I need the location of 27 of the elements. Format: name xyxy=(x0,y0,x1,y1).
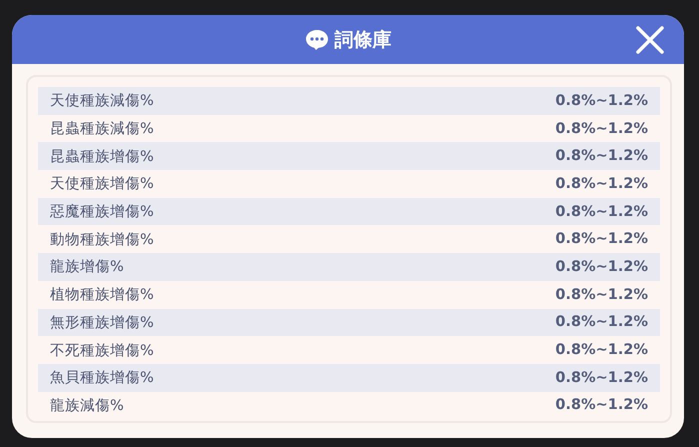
close-button[interactable] xyxy=(634,24,666,56)
entry-value: 0.8%~1.2% xyxy=(555,370,648,386)
entry-name: 動物種族增傷% xyxy=(50,230,154,249)
entry-name: 惡魔種族增傷% xyxy=(50,202,154,222)
entry-name: 無形種族增傷% xyxy=(50,314,154,332)
entry-name: 龍族減傷% xyxy=(50,396,124,415)
entry-value: 0.8%~1.2% xyxy=(555,176,648,192)
entry-value: 0.8%~1.2% xyxy=(555,397,648,414)
entry-value: 0.8%~1.2% xyxy=(555,92,648,109)
dialog-title: 詞條庫 xyxy=(334,28,392,52)
entry-name: 魚貝種族增傷% xyxy=(50,369,154,388)
entry-value: 0.8%~1.2% xyxy=(555,231,648,248)
entry-name: 植物種族增傷% xyxy=(50,286,154,304)
entry-name: 昆蟲種族增傷% xyxy=(50,148,154,166)
entry-name: 不死種族增傷% xyxy=(50,342,154,360)
chat-bubble-icon xyxy=(304,28,328,50)
entry-value: 0.8%~1.2% xyxy=(555,286,648,303)
entry-value: 0.8%~1.2% xyxy=(555,258,648,275)
entry-value: 0.8%~1.2% xyxy=(555,204,648,220)
entry-value: 0.8%~1.2% xyxy=(555,314,648,330)
entry-name: 昆蟲種族減傷% xyxy=(50,120,154,138)
entry-name: 天使種族增傷% xyxy=(50,175,154,194)
entry-name: 天使種族減傷% xyxy=(50,92,154,110)
entry-value: 0.8%~1.2% xyxy=(555,148,648,164)
entry-value: 0.8%~1.2% xyxy=(555,120,648,137)
entry-name: 龍族增傷% xyxy=(50,258,124,276)
entry-value: 0.8%~1.2% xyxy=(555,342,648,358)
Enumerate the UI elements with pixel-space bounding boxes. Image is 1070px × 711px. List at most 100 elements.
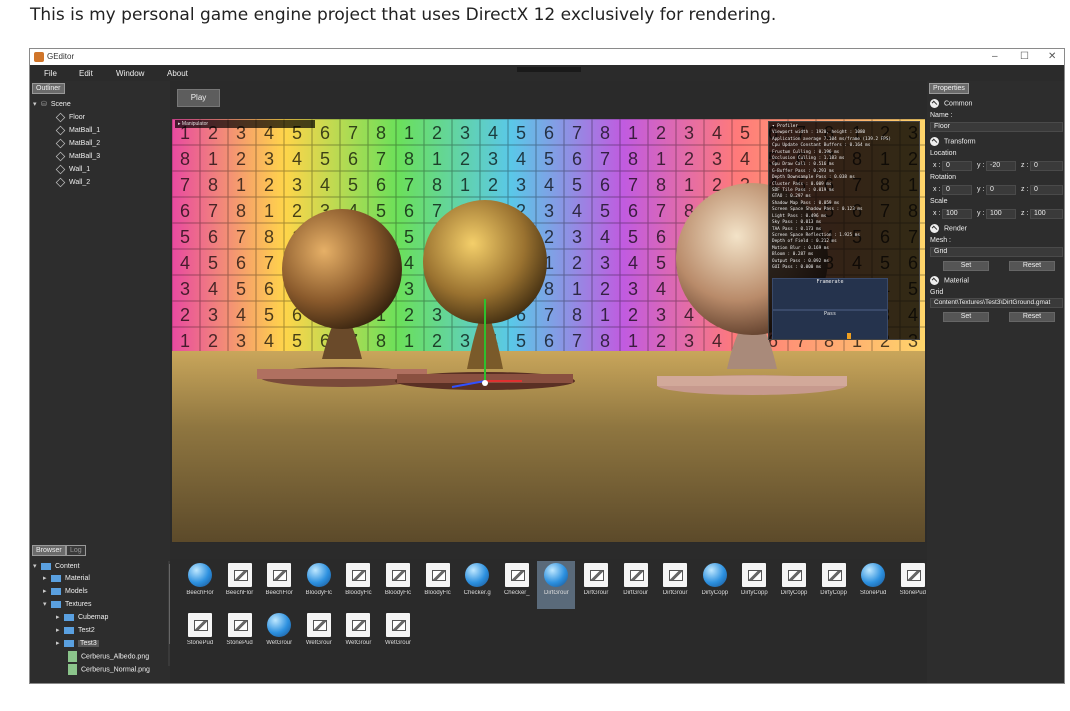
- rotation-x-field[interactable]: 0: [942, 185, 972, 195]
- outliner-item[interactable]: Floor: [55, 112, 85, 124]
- manipulator-header[interactable]: ▸ Manipulator: [175, 120, 315, 128]
- editor-window: GEditor – ☐ ✕ File Edit Window About Out…: [29, 48, 1065, 684]
- outliner-item[interactable]: MatBall_3: [55, 151, 100, 163]
- rotation-z-field[interactable]: 0: [1030, 185, 1063, 195]
- section-material[interactable]: Material: [930, 276, 969, 285]
- asset-item[interactable]: DirtGrour: [577, 561, 615, 609]
- asset-item[interactable]: BloodyFlc: [339, 561, 377, 609]
- tree-content[interactable]: ▾ Content: [33, 561, 80, 573]
- location-z-field[interactable]: 0: [1030, 161, 1063, 171]
- wall-digit: 5: [600, 201, 610, 221]
- asset-item[interactable]: StonePud: [854, 561, 892, 609]
- tab-log[interactable]: Log: [66, 545, 86, 556]
- name-field[interactable]: Floor: [930, 122, 1063, 132]
- menu-file[interactable]: File: [44, 69, 57, 78]
- profiler-overlay: ▾ Profiler Viewport width : 1920, height…: [768, 121, 920, 340]
- profiler-line: GUI Pass : 0.000 ms: [772, 264, 822, 270]
- asset-item[interactable]: DirtGrour: [617, 561, 655, 609]
- section-render-label: Render: [944, 225, 967, 233]
- material-reset-button[interactable]: Reset: [1009, 312, 1055, 322]
- asset-item[interactable]: DirtGrour: [656, 561, 694, 609]
- asset-item[interactable]: WetGrour: [339, 611, 377, 659]
- asset-item[interactable]: WetGrour: [379, 611, 417, 659]
- asset-item[interactable]: WetGrour: [260, 611, 298, 659]
- asset-item[interactable]: WetGrour: [300, 611, 338, 659]
- asset-item[interactable]: DirtyCopp: [735, 561, 773, 609]
- minimize-button[interactable]: –: [992, 51, 998, 62]
- close-button[interactable]: ✕: [1048, 51, 1056, 62]
- tree-file[interactable]: Cerberus_Albedo.png: [68, 651, 149, 663]
- mesh-set-button[interactable]: Set: [943, 261, 989, 271]
- maximize-button[interactable]: ☐: [1020, 51, 1029, 62]
- image-file-icon: [188, 613, 212, 637]
- asset-item[interactable]: BloodyFlc: [419, 561, 457, 609]
- mesh-field[interactable]: Grid: [930, 247, 1063, 257]
- outliner-item[interactable]: Wall_2: [55, 177, 90, 189]
- asset-item[interactable]: BeechFlor: [221, 561, 259, 609]
- asset-item[interactable]: BeechFlor: [181, 561, 219, 609]
- tree-folder-models[interactable]: ▸ Models: [43, 586, 88, 598]
- section-common[interactable]: Common: [930, 99, 972, 108]
- material-sphere-icon: [306, 563, 331, 587]
- scene-viewport[interactable]: 1234567812345678123456781238123456781234…: [172, 119, 925, 542]
- menu-about[interactable]: About: [167, 69, 188, 78]
- collapse-icon: [930, 276, 939, 285]
- asset-item[interactable]: DirtyCopp: [696, 561, 734, 609]
- outliner-item[interactable]: Wall_1: [55, 164, 90, 176]
- material-sphere-icon: [465, 563, 490, 587]
- wall-digit: 3: [600, 253, 610, 273]
- asset-item[interactable]: Checker_: [498, 561, 536, 609]
- tab-outliner[interactable]: Outliner: [32, 83, 65, 94]
- asset-item[interactable]: StonePud: [221, 611, 259, 659]
- tab-browser[interactable]: Browser: [32, 545, 66, 556]
- tree-folder-material[interactable]: ▸ Material: [43, 573, 90, 585]
- asset-item[interactable]: Checker.g: [458, 561, 496, 609]
- wall-digit: 7: [264, 253, 274, 273]
- material-path-field[interactable]: Content\Textures\Test3\DirtGround.gmat: [930, 298, 1063, 308]
- tree-folder-test3[interactable]: ▸ Test3: [56, 638, 99, 650]
- tree-folder-test2[interactable]: ▸ Test2: [56, 625, 95, 637]
- pass-bar: [847, 333, 851, 339]
- post-caption: This is my personal game engine project …: [30, 5, 777, 25]
- asset-item[interactable]: StonePud: [894, 561, 932, 609]
- content-browser-panel: Browser Log ▾ Content ▸ Material ▸ Models ▾…: [30, 543, 174, 683]
- section-render[interactable]: Render: [930, 224, 967, 233]
- asset-label: StonePud: [186, 640, 214, 646]
- tab-properties[interactable]: Properties: [929, 83, 969, 94]
- asset-label: BloodyFlc: [384, 590, 412, 596]
- collapse-icon: [930, 99, 939, 108]
- asset-item[interactable]: DirtyCopp: [815, 561, 853, 609]
- location-y-field[interactable]: -20: [986, 161, 1016, 171]
- drag-handle[interactable]: [517, 67, 581, 72]
- asset-item[interactable]: StonePud: [181, 611, 219, 659]
- wall-digit: 2: [460, 149, 470, 169]
- tree-file[interactable]: Cerberus_Normal.png: [68, 664, 150, 676]
- wall-digit: 8: [264, 227, 274, 247]
- image-file-icon: [346, 563, 371, 587]
- mesh-reset-button[interactable]: Reset: [1009, 261, 1055, 271]
- image-file-icon: [782, 563, 806, 587]
- asset-item[interactable]: DirtGrour: [537, 561, 576, 609]
- rotation-y-field[interactable]: 0: [986, 185, 1016, 195]
- menu-window[interactable]: Window: [116, 69, 144, 78]
- tree-folder-cubemap[interactable]: ▸ Cubemap: [56, 612, 108, 624]
- wall-digit: 8: [600, 123, 610, 143]
- scale-y-field[interactable]: 100: [986, 209, 1016, 219]
- menu-edit[interactable]: Edit: [79, 69, 93, 78]
- section-transform[interactable]: Transform: [930, 137, 976, 146]
- wall-digit: 8: [628, 149, 638, 169]
- tree-folder-textures[interactable]: ▾ Textures: [43, 599, 91, 611]
- asset-item[interactable]: BloodyFlc: [379, 561, 417, 609]
- material-set-button[interactable]: Set: [943, 312, 989, 322]
- asset-item[interactable]: BloodyFlc: [300, 561, 338, 609]
- tree-scene[interactable]: ▾ ⛁ Scene: [33, 99, 71, 111]
- outliner-item[interactable]: MatBall_2: [55, 138, 100, 150]
- asset-item[interactable]: BeechFlor: [260, 561, 298, 609]
- location-x-field[interactable]: 0: [942, 161, 972, 171]
- outliner-item[interactable]: MatBall_1: [55, 125, 100, 137]
- asset-item[interactable]: DirtyCopp: [775, 561, 813, 609]
- scale-z-field[interactable]: 100: [1030, 209, 1063, 219]
- wall-digit: 7: [404, 175, 414, 195]
- scale-x-field[interactable]: 100: [942, 209, 972, 219]
- play-button[interactable]: Play: [177, 89, 220, 107]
..............................
Pull out every line of the data above that contains the string "mesh", and copy each one unchanged.

Solution for this exercise »
- mesh-set-button[interactable]: Set: [943, 261, 989, 271]
- mesh-field[interactable]: Grid: [930, 247, 1063, 257]
- mesh-reset-button[interactable]: Reset: [1009, 261, 1055, 271]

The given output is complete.